■ **Requirements**:
Reproduce all records verbatim.

........

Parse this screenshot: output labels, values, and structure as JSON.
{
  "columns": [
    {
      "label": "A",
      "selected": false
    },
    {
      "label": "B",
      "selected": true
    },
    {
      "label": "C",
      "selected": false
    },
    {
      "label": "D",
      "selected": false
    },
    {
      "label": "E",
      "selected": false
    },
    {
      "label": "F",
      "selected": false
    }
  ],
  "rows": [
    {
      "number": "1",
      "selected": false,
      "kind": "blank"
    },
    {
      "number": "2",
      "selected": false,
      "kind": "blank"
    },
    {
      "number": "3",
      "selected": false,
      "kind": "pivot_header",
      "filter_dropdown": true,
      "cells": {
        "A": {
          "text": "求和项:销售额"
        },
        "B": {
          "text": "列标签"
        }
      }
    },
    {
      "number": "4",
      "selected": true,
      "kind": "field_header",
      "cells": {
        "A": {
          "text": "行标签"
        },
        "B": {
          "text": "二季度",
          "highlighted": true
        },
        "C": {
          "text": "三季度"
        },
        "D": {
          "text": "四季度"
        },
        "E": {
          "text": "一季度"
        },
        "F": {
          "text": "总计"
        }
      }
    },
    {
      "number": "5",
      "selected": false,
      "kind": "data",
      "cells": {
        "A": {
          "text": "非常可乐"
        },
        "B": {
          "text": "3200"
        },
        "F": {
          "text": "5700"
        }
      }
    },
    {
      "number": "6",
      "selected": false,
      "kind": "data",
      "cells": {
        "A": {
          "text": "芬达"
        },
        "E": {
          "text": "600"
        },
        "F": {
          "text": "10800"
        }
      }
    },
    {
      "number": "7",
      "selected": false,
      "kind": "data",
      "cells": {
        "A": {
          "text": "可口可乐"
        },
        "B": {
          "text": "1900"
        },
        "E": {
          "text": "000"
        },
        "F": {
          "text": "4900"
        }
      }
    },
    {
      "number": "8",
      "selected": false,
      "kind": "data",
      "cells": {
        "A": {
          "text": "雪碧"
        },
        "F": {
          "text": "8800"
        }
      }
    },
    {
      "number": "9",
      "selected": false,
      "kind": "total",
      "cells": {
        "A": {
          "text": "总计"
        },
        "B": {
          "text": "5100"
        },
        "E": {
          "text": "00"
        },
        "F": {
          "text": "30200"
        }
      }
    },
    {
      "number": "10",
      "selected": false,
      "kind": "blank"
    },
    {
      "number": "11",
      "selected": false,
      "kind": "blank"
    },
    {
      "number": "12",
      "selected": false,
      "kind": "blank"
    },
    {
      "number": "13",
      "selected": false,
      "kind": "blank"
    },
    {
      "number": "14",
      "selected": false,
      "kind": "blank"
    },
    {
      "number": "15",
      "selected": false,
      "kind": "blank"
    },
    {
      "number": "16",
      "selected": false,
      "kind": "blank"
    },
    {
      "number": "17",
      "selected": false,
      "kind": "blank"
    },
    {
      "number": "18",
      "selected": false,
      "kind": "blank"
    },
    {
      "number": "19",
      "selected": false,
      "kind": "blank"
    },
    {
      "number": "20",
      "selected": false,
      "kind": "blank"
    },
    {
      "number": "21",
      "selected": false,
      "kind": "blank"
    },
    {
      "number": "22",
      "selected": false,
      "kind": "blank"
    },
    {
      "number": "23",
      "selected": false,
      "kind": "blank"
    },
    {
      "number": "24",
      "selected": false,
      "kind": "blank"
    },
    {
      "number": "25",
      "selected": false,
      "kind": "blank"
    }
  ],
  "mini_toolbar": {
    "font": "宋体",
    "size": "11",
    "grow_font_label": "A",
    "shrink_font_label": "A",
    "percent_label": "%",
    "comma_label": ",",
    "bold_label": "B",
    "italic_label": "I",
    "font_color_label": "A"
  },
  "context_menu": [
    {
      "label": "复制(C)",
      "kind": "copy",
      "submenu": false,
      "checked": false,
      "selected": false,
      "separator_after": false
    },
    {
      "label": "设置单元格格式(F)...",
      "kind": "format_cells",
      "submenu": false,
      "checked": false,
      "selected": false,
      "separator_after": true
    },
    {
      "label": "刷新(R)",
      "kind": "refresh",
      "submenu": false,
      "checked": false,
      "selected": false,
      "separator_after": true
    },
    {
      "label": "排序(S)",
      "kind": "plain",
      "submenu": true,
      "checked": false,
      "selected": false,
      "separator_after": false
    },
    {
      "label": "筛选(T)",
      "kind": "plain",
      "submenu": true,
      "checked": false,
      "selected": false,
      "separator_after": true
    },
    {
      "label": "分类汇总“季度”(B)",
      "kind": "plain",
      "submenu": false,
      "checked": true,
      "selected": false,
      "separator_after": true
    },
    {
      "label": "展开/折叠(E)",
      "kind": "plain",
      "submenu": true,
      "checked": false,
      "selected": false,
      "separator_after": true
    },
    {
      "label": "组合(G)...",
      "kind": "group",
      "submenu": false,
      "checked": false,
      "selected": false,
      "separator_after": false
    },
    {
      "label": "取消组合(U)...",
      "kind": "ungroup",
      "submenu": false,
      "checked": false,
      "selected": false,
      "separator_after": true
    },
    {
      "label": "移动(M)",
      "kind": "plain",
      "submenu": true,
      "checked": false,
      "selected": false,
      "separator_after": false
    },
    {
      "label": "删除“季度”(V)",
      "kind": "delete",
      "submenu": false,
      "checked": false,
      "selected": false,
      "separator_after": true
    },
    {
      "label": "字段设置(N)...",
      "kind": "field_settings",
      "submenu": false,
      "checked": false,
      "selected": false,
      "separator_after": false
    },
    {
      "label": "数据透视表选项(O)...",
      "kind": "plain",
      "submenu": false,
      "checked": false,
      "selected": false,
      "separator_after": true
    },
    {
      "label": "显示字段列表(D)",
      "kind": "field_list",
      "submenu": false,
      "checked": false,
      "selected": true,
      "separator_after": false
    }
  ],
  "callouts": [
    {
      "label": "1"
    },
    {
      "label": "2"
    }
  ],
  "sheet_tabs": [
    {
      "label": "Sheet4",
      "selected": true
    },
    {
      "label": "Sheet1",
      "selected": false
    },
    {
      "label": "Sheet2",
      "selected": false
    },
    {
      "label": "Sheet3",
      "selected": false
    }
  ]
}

........

■ **Output of the exercise**:
Parse this screenshot: output labels, values, and structure as JSON.
{
  "columns": [
    {
      "label": "A",
      "selected": false
    },
    {
      "label": "B",
      "selected": true
    },
    {
      "label": "C",
      "selected": false
    },
    {
      "label": "D",
      "selected": false
    },
    {
      "label": "E",
      "selected": false
    },
    {
      "label": "F",
      "selected": false
    }
  ],
  "rows": [
    {
      "number": "1",
      "selected": false,
      "kind": "blank"
    },
    {
      "number": "2",
      "selected": false,
      "kind": "blank"
    },
    {
      "number": "3",
      "selected": false,
      "kind": "pivot_header",
      "filter_dropdown": true,
      "cells": {
        "A": {
          "text": "求和项:销售额"
        },
        "B": {
          "text": "列标签"
        }
      }
    },
    {
      "number": "4",
      "selected": true,
      "kind": "field_header",
      "cells": {
        "A": {
          "text": "行标签"
        },
        "B": {
          "text": "二季度",
          "highlighted": true
        },
        "C": {
          "text": "三季度"
        },
        "D": {
          "text": "四季度"
        },
        "E": {
          "text": "一季度"
        },
        "F": {
          "text": "总计"
        }
      }
    },
    {
      "number": "5",
      "selected": false,
      "kind": "data",
      "cells": {
        "A": {
          "text": "非常可乐"
        },
        "B": {
          "text": "3200"
        },
        "F": {
          "text": "5700"
        }
      }
    },
    {
      "number": "6",
      "selected": false,
      "kind": "data",
      "cells": {
        "A": {
          "text": "芬达"
        },
        "E": {
          "text": "600"
        },
        "F": {
          "text": "10800"
        }
      }
    },
    {
      "number": "7",
      "selected": false,
      "kind": "data",
      "cells": {
        "A": {
          "text": "可口可乐"
        },
        "B": {
          "text": "1900"
        },
        "E": {
          "text": "000"
        },
        "F": {
          "text": "4900"
        }
      }
    },
    {
      "number": "8",
      "selected": false,
      "kind": "data",
      "cells": {
        "A": {
          "text": "雪碧"
        },
        "F": {
          "text": "8800"
        }
      }
    },
    {
      "number": "9",
      "selected": false,
      "kind": "total",
      "cells": {
        "A": {
          "text": "总计"
        },
        "B": {
          "text": "5100"
        },
        "E": {
          "text": "00"
        },
        "F": {
          "text": "30200"
        }
      }
    },
    {
      "number": "10",
      "selected": false,
      "kind": "blank"
    },
    {
      "number": "11",
      "selected": false,
      "kind": "blank"
    },
    {
      "number": "12",
      "selected": false,
      "kind": "blank"
    },
    {
      "number": "13",
      "selected": false,
      "kind": "blank"
    },
    {
      "number": "14",
      "selected": false,
      "kind": "blank"
    },
    {
      "number": "15",
      "selected": false,
      "kind": "blank"
    },
    {
      "number": "16",
      "selected": false,
      "kind": "blank"
    },
    {
      "number": "17",
      "selected": false,
      "kind": "blank"
    },
    {
      "number": "18",
      "selected": false,
      "kind": "blank"
    },
    {
      "number": "19",
      "selected": false,
      "kind": "blank"
    },
    {
      "number": "20",
      "selected": false,
      "kind": "blank"
    },
    {
      "number": "21",
      "selected": false,
      "kind": "blank"
    },
    {
      "number": "22",
      "selected": false,
      "kind": "blank"
    },
    {
      "number": "23",
      "selected": false,
      "kind": "blank"
    },
    {
      "number": "24",
      "selected": false,
      "kind": "blank"
    },
    {
      "number": "25",
      "selected": false,
      "kind": "blank"
    }
  ],
  "mini_toolbar": {
    "font": "宋体",
    "size": "11",
    "grow_font_label": "A",
    "shrink_font_label": "A",
    "percent_label": "%",
    "comma_label": ",",
    "bold_label": "B",
    "italic_label": "I",
    "font_color_label": "A"
  },
  "context_menu": [
    {
      "label": "复制(C)",
      "kind": "copy",
      "submenu": false,
      "checked": false,
      "selected": false,
      "separator_after": false
    },
    {
      "label": "设置单元格格式(F)...",
      "kind": "format_cells",
      "submenu": false,
      "checked": false,
      "selected": false,
      "separator_after": true
    },
    {
      "label": "刷新(R)",
      "kind": "refresh",
      "submenu": false,
      "checked": false,
      "selected": false,
      "separator_after": true
    },
    {
      "label": "排序(S)",
      "kind": "plain",
      "submenu": true,
      "checked": false,
      "selected": false,
      "separator_after": false
    },
    {
      "label": "筛选(T)",
      "kind": "plain",
      "submenu": true,
      "checked": false,
      "selected": false,
      "separator_after": true
    },
    {
      "label": "分类汇总“季度”(B)",
      "kind": "plain",
      "submenu": false,
      "checked": true,
      "selected": false,
      "separator_after": true
    },
    {
      "label": "展开/折叠(E)",
      "kind": "plain",
      "submenu": true,
      "checked": false,
      "selected": false,
      "separator_after": true
    },
    {
      "label": "组合(G)...",
      "kind": "group",
      "submenu": false,
      "checked": false,
      "selected": false,
      "separator_after": false
    },
    {
      "label": "取消组合(U)...",
      "kind": "ungroup",
      "submenu": false,
      "checked": false,
      "selected": false,
      "separator_after": true
    },
    {
      "label": "移动(M)",
      "kind": "plain",
      "submenu": true,
      "checked": false,
      "selected": false,
      "separator_after": false
    },
    {
      "label": "删除“季度”(V)",
      "kind": "delete",
      "submenu": false,
      "checked": false,
      "selected": false,
      "separator_after": true
    },
    {
      "label": "字段设置(N)...",
      "kind": "field_settings",
      "submenu": false,
      "checked": false,
      "selected": false,
      "separator_after": false
    },
    {
      "label": "数据透视表选项(O)...",
      "kind": "plain",
      "submenu": false,
      "checked": false,
      "selected": false,
      "separator_after": true
    },
    {
      "label": "显示字段列表(D)",
      "kind": "field_list",
      "submenu": false,
      "checked": false,
      "selected": true,
      "separator_after": false
    }
  ],
  "callouts": [
    {
      "label": "1"
    },
    {
      "label": "2"
    }
  ],
  "sheet_tabs": [
    {
      "label": "Sheet4",
      "selected": true
    },
    {
      "label": "Sheet1",
      "selected": false
    },
    {
      "label": "Sheet2",
      "selected": false
    },
    {
      "label": "Sheet3",
      "selected": false
    }
  ]
}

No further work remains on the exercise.